[Provided records]:
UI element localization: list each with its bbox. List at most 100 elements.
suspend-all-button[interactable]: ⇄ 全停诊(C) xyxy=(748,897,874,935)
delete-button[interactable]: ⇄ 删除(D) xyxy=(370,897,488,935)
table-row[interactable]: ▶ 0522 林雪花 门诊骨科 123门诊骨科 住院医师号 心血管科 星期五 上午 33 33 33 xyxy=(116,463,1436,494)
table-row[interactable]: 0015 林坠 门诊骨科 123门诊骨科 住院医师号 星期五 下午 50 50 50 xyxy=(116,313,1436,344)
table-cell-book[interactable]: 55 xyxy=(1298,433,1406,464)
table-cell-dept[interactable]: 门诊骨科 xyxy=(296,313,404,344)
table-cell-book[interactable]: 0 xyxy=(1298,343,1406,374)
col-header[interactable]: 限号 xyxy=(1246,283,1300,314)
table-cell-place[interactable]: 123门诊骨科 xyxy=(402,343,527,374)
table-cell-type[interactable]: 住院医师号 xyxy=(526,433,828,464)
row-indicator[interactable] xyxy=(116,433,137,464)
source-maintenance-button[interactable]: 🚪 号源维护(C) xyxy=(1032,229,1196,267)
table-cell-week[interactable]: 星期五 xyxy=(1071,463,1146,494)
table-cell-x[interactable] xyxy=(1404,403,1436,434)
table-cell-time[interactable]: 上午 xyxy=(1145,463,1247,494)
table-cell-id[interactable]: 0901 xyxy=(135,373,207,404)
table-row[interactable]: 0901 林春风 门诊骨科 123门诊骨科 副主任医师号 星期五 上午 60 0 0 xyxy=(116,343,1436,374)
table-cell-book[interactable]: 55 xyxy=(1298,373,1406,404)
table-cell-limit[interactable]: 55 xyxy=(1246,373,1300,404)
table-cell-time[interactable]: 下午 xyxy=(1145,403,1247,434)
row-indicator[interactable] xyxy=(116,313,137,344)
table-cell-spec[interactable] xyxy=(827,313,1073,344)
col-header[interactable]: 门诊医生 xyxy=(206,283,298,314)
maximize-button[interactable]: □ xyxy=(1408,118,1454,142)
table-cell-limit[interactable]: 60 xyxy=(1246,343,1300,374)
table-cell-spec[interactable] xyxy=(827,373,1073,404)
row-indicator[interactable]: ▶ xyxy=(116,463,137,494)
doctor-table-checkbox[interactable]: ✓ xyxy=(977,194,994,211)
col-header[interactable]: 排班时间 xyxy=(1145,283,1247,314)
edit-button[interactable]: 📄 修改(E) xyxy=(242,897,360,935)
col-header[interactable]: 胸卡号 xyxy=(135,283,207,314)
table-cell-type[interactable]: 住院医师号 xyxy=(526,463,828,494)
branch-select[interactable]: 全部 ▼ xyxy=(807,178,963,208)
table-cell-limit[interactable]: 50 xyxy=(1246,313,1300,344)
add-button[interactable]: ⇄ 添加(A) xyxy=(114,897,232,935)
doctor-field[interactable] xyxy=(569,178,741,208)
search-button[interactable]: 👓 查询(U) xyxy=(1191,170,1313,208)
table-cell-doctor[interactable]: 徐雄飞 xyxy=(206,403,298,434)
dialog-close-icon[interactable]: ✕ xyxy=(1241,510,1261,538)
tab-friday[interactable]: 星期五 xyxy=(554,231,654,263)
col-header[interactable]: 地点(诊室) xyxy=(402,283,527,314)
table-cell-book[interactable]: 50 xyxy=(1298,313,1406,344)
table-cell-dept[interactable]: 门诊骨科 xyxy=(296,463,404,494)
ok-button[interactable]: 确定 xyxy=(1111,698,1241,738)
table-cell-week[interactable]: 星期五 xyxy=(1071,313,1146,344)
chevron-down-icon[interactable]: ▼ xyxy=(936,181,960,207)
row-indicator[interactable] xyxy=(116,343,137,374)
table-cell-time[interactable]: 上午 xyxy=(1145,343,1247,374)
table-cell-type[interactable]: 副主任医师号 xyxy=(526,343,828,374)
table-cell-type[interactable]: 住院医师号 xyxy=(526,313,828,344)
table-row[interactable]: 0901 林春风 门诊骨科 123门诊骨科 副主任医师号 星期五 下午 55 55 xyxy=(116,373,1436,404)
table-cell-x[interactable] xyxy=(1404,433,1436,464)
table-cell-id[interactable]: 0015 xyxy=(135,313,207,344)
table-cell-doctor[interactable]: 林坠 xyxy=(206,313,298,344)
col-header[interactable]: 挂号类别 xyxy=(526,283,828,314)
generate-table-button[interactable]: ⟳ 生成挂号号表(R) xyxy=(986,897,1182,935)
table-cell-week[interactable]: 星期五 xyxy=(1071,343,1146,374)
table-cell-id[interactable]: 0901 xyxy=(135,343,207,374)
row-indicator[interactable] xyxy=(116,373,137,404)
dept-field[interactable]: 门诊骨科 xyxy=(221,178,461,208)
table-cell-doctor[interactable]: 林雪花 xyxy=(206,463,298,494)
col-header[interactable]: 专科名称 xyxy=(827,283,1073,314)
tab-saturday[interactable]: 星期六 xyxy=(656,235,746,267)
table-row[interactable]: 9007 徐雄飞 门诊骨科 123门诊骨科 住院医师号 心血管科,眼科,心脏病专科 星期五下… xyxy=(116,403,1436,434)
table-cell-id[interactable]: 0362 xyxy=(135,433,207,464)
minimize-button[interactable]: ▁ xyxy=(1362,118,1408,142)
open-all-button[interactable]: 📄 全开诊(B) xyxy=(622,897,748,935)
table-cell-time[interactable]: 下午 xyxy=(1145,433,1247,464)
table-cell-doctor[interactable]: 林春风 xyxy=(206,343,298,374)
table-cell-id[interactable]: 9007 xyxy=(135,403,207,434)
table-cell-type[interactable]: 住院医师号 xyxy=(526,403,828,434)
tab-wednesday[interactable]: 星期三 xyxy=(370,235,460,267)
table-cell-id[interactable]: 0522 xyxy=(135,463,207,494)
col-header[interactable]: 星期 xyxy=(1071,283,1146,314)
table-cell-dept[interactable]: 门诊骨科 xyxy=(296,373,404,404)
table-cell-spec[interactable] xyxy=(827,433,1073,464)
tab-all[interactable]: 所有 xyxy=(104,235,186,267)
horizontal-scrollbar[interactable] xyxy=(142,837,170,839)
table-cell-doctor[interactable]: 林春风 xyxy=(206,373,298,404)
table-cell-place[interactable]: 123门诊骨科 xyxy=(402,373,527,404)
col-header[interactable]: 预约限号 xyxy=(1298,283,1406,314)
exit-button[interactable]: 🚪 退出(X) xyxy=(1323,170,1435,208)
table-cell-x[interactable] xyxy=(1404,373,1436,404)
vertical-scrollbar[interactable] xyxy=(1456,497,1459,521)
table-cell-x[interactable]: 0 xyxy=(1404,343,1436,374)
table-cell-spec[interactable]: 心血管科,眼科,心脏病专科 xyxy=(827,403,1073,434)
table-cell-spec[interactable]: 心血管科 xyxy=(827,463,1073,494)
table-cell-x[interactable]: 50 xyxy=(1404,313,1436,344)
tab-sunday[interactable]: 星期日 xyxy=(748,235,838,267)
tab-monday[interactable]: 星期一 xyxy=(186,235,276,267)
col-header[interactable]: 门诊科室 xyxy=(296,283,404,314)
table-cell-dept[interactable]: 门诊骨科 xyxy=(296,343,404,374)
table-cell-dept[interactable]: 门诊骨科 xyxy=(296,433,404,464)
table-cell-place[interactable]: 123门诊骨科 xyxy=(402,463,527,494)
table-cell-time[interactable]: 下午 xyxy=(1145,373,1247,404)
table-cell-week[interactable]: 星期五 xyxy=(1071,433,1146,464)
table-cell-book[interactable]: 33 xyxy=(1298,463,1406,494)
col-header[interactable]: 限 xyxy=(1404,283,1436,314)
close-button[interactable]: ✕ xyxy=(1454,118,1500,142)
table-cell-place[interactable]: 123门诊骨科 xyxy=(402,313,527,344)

[What the task asks]:
Reproduce the listing above line for line, changing nothing.

[Answer to this task]:
UI element localization: list each with its bbox. List at most 100 elements.
suspend-all-button[interactable]: ⇄ 全停诊(C) xyxy=(748,897,874,935)
delete-button[interactable]: ⇄ 删除(D) xyxy=(370,897,488,935)
table-row[interactable]: ▶ 0522 林雪花 门诊骨科 123门诊骨科 住院医师号 心血管科 星期五 上午 33 33 33 xyxy=(116,463,1436,494)
table-row[interactable]: 0015 林坠 门诊骨科 123门诊骨科 住院医师号 星期五 下午 50 50 50 xyxy=(116,313,1436,344)
table-cell-book[interactable]: 55 xyxy=(1298,433,1406,464)
table-cell-dept[interactable]: 门诊骨科 xyxy=(296,313,404,344)
table-cell-book[interactable]: 0 xyxy=(1298,343,1406,374)
col-header[interactable]: 限号 xyxy=(1246,283,1300,314)
table-cell-place[interactable]: 123门诊骨科 xyxy=(402,343,527,374)
table-cell-type[interactable]: 住院医师号 xyxy=(526,433,828,464)
row-indicator[interactable] xyxy=(116,433,137,464)
source-maintenance-button[interactable]: 🚪 号源维护(C) xyxy=(1032,229,1196,267)
table-cell-week[interactable]: 星期五 xyxy=(1071,463,1146,494)
table-cell-x[interactable] xyxy=(1404,403,1436,434)
table-cell-time[interactable]: 上午 xyxy=(1145,463,1247,494)
table-cell-id[interactable]: 0901 xyxy=(135,373,207,404)
table-row[interactable]: 0901 林春风 门诊骨科 123门诊骨科 副主任医师号 星期五 上午 60 0 0 xyxy=(116,343,1436,374)
table-cell-book[interactable]: 55 xyxy=(1298,373,1406,404)
table-cell-limit[interactable]: 55 xyxy=(1246,373,1300,404)
table-cell-time[interactable]: 下午 xyxy=(1145,403,1247,434)
row-indicator[interactable] xyxy=(116,313,137,344)
table-cell-spec[interactable] xyxy=(827,313,1073,344)
col-header[interactable]: 门诊医生 xyxy=(206,283,298,314)
maximize-button[interactable]: □ xyxy=(1408,118,1454,142)
table-cell-limit[interactable]: 60 xyxy=(1246,343,1300,374)
table-cell-spec[interactable] xyxy=(827,373,1073,404)
row-indicator[interactable]: ▶ xyxy=(116,463,137,494)
doctor-table-checkbox[interactable]: ✓ xyxy=(977,194,994,211)
col-header[interactable]: 排班时间 xyxy=(1145,283,1247,314)
edit-button[interactable]: 📄 修改(E) xyxy=(242,897,360,935)
col-header[interactable]: 胸卡号 xyxy=(135,283,207,314)
table-cell-type[interactable]: 住院医师号 xyxy=(526,463,828,494)
branch-select[interactable]: 全部 ▼ xyxy=(807,178,963,208)
table-cell-limit[interactable]: 50 xyxy=(1246,313,1300,344)
add-button[interactable]: ⇄ 添加(A) xyxy=(114,897,232,935)
doctor-field[interactable] xyxy=(569,178,741,208)
search-button[interactable]: 👓 查询(U) xyxy=(1191,170,1313,208)
table-cell-doctor[interactable]: 徐雄飞 xyxy=(206,403,298,434)
dialog-close-icon[interactable]: ✕ xyxy=(1241,510,1261,538)
tab-friday[interactable]: 星期五 xyxy=(554,231,654,263)
col-header[interactable]: 地点(诊室) xyxy=(402,283,527,314)
table-cell-book[interactable]: 50 xyxy=(1298,313,1406,344)
table-cell-dept[interactable]: 门诊骨科 xyxy=(296,463,404,494)
ok-button[interactable]: 确定 xyxy=(1111,698,1241,738)
table-cell-week[interactable]: 星期五 xyxy=(1071,313,1146,344)
chevron-down-icon[interactable]: ▼ xyxy=(936,181,960,207)
row-indicator[interactable] xyxy=(116,343,137,374)
table-cell-time[interactable]: 上午 xyxy=(1145,343,1247,374)
table-cell-type[interactable]: 副主任医师号 xyxy=(526,343,828,374)
table-cell-type[interactable]: 住院医师号 xyxy=(526,313,828,344)
table-row[interactable]: 0901 林春风 门诊骨科 123门诊骨科 副主任医师号 星期五 下午 55 55 xyxy=(116,373,1436,404)
table-cell-x[interactable] xyxy=(1404,433,1436,464)
table-cell-id[interactable]: 0015 xyxy=(135,313,207,344)
table-cell-doctor[interactable]: 林坠 xyxy=(206,313,298,344)
col-header[interactable]: 挂号类别 xyxy=(526,283,828,314)
generate-table-button[interactable]: ⟳ 生成挂号号表(R) xyxy=(986,897,1182,935)
table-cell-week[interactable]: 星期五 xyxy=(1071,343,1146,374)
table-cell-id[interactable]: 0901 xyxy=(135,343,207,374)
row-indicator[interactable] xyxy=(116,373,137,404)
dept-field[interactable]: 门诊骨科 xyxy=(221,178,461,208)
table-cell-doctor[interactable]: 林雪花 xyxy=(206,463,298,494)
col-header[interactable]: 专科名称 xyxy=(827,283,1073,314)
tab-saturday[interactable]: 星期六 xyxy=(656,235,746,267)
table-row[interactable]: 9007 徐雄飞 门诊骨科 123门诊骨科 住院医师号 心血管科,眼科,心脏病专科 星期五下… xyxy=(116,403,1436,434)
table-cell-id[interactable]: 0362 xyxy=(135,433,207,464)
minimize-button[interactable]: ▁ xyxy=(1362,118,1408,142)
open-all-button[interactable]: 📄 全开诊(B) xyxy=(622,897,748,935)
table-cell-time[interactable]: 下午 xyxy=(1145,433,1247,464)
table-cell-doctor[interactable]: 林春风 xyxy=(206,343,298,374)
table-cell-id[interactable]: 9007 xyxy=(135,403,207,434)
table-cell-type[interactable]: 住院医师号 xyxy=(526,403,828,434)
tab-wednesday[interactable]: 星期三 xyxy=(370,235,460,267)
table-cell-id[interactable]: 0522 xyxy=(135,463,207,494)
col-header[interactable]: 星期 xyxy=(1071,283,1146,314)
table-cell-dept[interactable]: 门诊骨科 xyxy=(296,373,404,404)
table-cell-spec[interactable] xyxy=(827,433,1073,464)
tab-all[interactable]: 所有 xyxy=(104,235,186,267)
horizontal-scrollbar[interactable] xyxy=(142,837,170,839)
table-cell-doctor[interactable]: 林春风 xyxy=(206,373,298,404)
table-cell-place[interactable]: 123门诊骨科 xyxy=(402,373,527,404)
col-header[interactable]: 预约限号 xyxy=(1298,283,1406,314)
exit-button[interactable]: 🚪 退出(X) xyxy=(1323,170,1435,208)
table-cell-x[interactable] xyxy=(1404,373,1436,404)
vertical-scrollbar[interactable] xyxy=(1456,497,1459,521)
table-cell-x[interactable]: 0 xyxy=(1404,343,1436,374)
table-cell-spec[interactable]: 心血管科,眼科,心脏病专科 xyxy=(827,403,1073,434)
table-cell-spec[interactable]: 心血管科 xyxy=(827,463,1073,494)
table-cell-x[interactable]: 50 xyxy=(1404,313,1436,344)
tab-sunday[interactable]: 星期日 xyxy=(748,235,838,267)
tab-monday[interactable]: 星期一 xyxy=(186,235,276,267)
col-header[interactable]: 门诊科室 xyxy=(296,283,404,314)
table-cell-dept[interactable]: 门诊骨科 xyxy=(296,343,404,374)
table-cell-dept[interactable]: 门诊骨科 xyxy=(296,433,404,464)
table-cell-place[interactable]: 123门诊骨科 xyxy=(402,463,527,494)
table-cell-time[interactable]: 下午 xyxy=(1145,373,1247,404)
table-cell-week[interactable]: 星期五 xyxy=(1071,433,1146,464)
table-cell-book[interactable]: 33 xyxy=(1298,463,1406,494)
col-header[interactable]: 限 xyxy=(1404,283,1436,314)
close-button[interactable]: ✕ xyxy=(1454,118,1500,142)
table-cell-place[interactable]: 123门诊骨科 xyxy=(402,313,527,344)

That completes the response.